(Stored items)
##########

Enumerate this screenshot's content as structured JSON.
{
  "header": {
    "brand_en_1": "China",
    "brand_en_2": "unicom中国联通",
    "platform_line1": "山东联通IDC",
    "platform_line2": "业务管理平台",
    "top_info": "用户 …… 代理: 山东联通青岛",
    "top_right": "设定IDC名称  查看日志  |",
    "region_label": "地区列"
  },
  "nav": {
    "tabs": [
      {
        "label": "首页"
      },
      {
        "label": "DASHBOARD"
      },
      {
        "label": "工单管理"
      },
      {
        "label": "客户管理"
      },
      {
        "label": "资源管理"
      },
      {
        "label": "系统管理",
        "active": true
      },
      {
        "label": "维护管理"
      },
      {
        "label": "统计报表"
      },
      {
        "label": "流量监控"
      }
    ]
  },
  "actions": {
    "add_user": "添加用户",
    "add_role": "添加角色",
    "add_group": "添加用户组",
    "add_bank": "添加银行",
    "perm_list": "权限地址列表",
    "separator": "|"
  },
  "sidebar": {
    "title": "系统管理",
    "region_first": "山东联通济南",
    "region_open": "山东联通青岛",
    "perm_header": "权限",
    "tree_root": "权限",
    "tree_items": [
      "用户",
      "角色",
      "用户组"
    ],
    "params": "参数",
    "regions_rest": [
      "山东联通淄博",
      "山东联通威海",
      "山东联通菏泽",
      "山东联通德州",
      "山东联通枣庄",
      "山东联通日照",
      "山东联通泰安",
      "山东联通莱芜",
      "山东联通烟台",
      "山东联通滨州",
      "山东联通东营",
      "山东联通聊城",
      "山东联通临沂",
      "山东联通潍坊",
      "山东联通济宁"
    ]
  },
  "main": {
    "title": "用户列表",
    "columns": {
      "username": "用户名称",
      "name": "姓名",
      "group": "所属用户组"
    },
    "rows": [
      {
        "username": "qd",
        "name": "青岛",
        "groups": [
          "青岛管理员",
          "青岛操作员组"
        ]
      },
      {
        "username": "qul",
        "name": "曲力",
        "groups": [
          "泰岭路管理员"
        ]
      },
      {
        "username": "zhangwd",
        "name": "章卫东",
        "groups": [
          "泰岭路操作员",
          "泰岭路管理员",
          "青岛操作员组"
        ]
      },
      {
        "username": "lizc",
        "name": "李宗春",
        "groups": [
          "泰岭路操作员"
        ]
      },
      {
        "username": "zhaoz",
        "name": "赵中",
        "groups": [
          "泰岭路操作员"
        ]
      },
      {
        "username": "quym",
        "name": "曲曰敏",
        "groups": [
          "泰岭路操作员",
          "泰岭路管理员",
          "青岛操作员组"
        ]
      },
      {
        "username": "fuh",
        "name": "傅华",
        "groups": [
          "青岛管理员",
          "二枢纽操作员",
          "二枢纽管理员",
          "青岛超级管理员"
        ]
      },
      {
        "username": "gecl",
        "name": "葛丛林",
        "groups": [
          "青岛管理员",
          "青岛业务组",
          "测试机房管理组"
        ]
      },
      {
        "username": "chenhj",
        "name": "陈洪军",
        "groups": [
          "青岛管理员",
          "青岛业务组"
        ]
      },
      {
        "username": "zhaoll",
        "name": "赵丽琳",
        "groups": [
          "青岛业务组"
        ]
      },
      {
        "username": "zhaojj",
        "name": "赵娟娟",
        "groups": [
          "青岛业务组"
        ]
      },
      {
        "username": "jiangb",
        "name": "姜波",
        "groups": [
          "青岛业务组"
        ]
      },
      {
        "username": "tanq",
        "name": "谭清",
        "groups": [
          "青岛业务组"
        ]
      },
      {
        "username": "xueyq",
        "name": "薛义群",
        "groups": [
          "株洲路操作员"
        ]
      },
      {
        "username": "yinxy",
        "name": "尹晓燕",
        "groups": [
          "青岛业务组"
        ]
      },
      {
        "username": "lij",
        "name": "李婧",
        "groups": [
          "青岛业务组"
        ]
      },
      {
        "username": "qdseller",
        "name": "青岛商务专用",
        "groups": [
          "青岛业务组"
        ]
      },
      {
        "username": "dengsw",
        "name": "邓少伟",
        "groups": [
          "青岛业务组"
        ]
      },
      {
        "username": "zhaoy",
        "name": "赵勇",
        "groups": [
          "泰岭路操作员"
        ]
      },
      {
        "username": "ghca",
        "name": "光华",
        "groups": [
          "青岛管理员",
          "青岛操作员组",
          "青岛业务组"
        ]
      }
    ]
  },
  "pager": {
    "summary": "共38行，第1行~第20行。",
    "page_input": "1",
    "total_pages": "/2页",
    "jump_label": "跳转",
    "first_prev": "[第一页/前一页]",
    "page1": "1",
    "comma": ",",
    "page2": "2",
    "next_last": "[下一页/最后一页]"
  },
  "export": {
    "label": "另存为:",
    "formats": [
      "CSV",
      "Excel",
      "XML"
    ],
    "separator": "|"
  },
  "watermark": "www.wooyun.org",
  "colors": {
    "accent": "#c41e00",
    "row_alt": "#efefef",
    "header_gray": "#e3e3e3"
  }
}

##########

STATED TASK:
Repeat the entries shown above, every one, word for word.

OUTPUT FOR THIS TASK:
Enumerate this screenshot's content as structured JSON.
{
  "header": {
    "brand_en_1": "China",
    "brand_en_2": "unicom中国联通",
    "platform_line1": "山东联通IDC",
    "platform_line2": "业务管理平台",
    "top_info": "用户 …… 代理: 山东联通青岛",
    "top_right": "设定IDC名称  查看日志  |",
    "region_label": "地区列"
  },
  "nav": {
    "tabs": [
      {
        "label": "首页"
      },
      {
        "label": "DASHBOARD"
      },
      {
        "label": "工单管理"
      },
      {
        "label": "客户管理"
      },
      {
        "label": "资源管理"
      },
      {
        "label": "系统管理",
        "active": true
      },
      {
        "label": "维护管理"
      },
      {
        "label": "统计报表"
      },
      {
        "label": "流量监控"
      }
    ]
  },
  "actions": {
    "add_user": "添加用户",
    "add_role": "添加角色",
    "add_group": "添加用户组",
    "add_bank": "添加银行",
    "perm_list": "权限地址列表",
    "separator": "|"
  },
  "sidebar": {
    "title": "系统管理",
    "region_first": "山东联通济南",
    "region_open": "山东联通青岛",
    "perm_header": "权限",
    "tree_root": "权限",
    "tree_items": [
      "用户",
      "角色",
      "用户组"
    ],
    "params": "参数",
    "regions_rest": [
      "山东联通淄博",
      "山东联通威海",
      "山东联通菏泽",
      "山东联通德州",
      "山东联通枣庄",
      "山东联通日照",
      "山东联通泰安",
      "山东联通莱芜",
      "山东联通烟台",
      "山东联通滨州",
      "山东联通东营",
      "山东联通聊城",
      "山东联通临沂",
      "山东联通潍坊",
      "山东联通济宁"
    ]
  },
  "main": {
    "title": "用户列表",
    "columns": {
      "username": "用户名称",
      "name": "姓名",
      "group": "所属用户组"
    },
    "rows": [
      {
        "username": "qd",
        "name": "青岛",
        "groups": [
          "青岛管理员",
          "青岛操作员组"
        ]
      },
      {
        "username": "qul",
        "name": "曲力",
        "groups": [
          "泰岭路管理员"
        ]
      },
      {
        "username": "zhangwd",
        "name": "章卫东",
        "groups": [
          "泰岭路操作员",
          "泰岭路管理员",
          "青岛操作员组"
        ]
      },
      {
        "username": "lizc",
        "name": "李宗春",
        "groups": [
          "泰岭路操作员"
        ]
      },
      {
        "username": "zhaoz",
        "name": "赵中",
        "groups": [
          "泰岭路操作员"
        ]
      },
      {
        "username": "quym",
        "name": "曲曰敏",
        "groups": [
          "泰岭路操作员",
          "泰岭路管理员",
          "青岛操作员组"
        ]
      },
      {
        "username": "fuh",
        "name": "傅华",
        "groups": [
          "青岛管理员",
          "二枢纽操作员",
          "二枢纽管理员",
          "青岛超级管理员"
        ]
      },
      {
        "username": "gecl",
        "name": "葛丛林",
        "groups": [
          "青岛管理员",
          "青岛业务组",
          "测试机房管理组"
        ]
      },
      {
        "username": "chenhj",
        "name": "陈洪军",
        "groups": [
          "青岛管理员",
          "青岛业务组"
        ]
      },
      {
        "username": "zhaoll",
        "name": "赵丽琳",
        "groups": [
          "青岛业务组"
        ]
      },
      {
        "username": "zhaojj",
        "name": "赵娟娟",
        "groups": [
          "青岛业务组"
        ]
      },
      {
        "username": "jiangb",
        "name": "姜波",
        "groups": [
          "青岛业务组"
        ]
      },
      {
        "username": "tanq",
        "name": "谭清",
        "groups": [
          "青岛业务组"
        ]
      },
      {
        "username": "xueyq",
        "name": "薛义群",
        "groups": [
          "株洲路操作员"
        ]
      },
      {
        "username": "yinxy",
        "name": "尹晓燕",
        "groups": [
          "青岛业务组"
        ]
      },
      {
        "username": "lij",
        "name": "李婧",
        "groups": [
          "青岛业务组"
        ]
      },
      {
        "username": "qdseller",
        "name": "青岛商务专用",
        "groups": [
          "青岛业务组"
        ]
      },
      {
        "username": "dengsw",
        "name": "邓少伟",
        "groups": [
          "青岛业务组"
        ]
      },
      {
        "username": "zhaoy",
        "name": "赵勇",
        "groups": [
          "泰岭路操作员"
        ]
      },
      {
        "username": "ghca",
        "name": "光华",
        "groups": [
          "青岛管理员",
          "青岛操作员组",
          "青岛业务组"
        ]
      }
    ]
  },
  "pager": {
    "summary": "共38行，第1行~第20行。",
    "page_input": "1",
    "total_pages": "/2页",
    "jump_label": "跳转",
    "first_prev": "[第一页/前一页]",
    "page1": "1",
    "comma": ",",
    "page2": "2",
    "next_last": "[下一页/最后一页]"
  },
  "export": {
    "label": "另存为:",
    "formats": [
      "CSV",
      "Excel",
      "XML"
    ],
    "separator": "|"
  },
  "watermark": "www.wooyun.org",
  "colors": {
    "accent": "#c41e00",
    "row_alt": "#efefef",
    "header_gray": "#e3e3e3"
  }
}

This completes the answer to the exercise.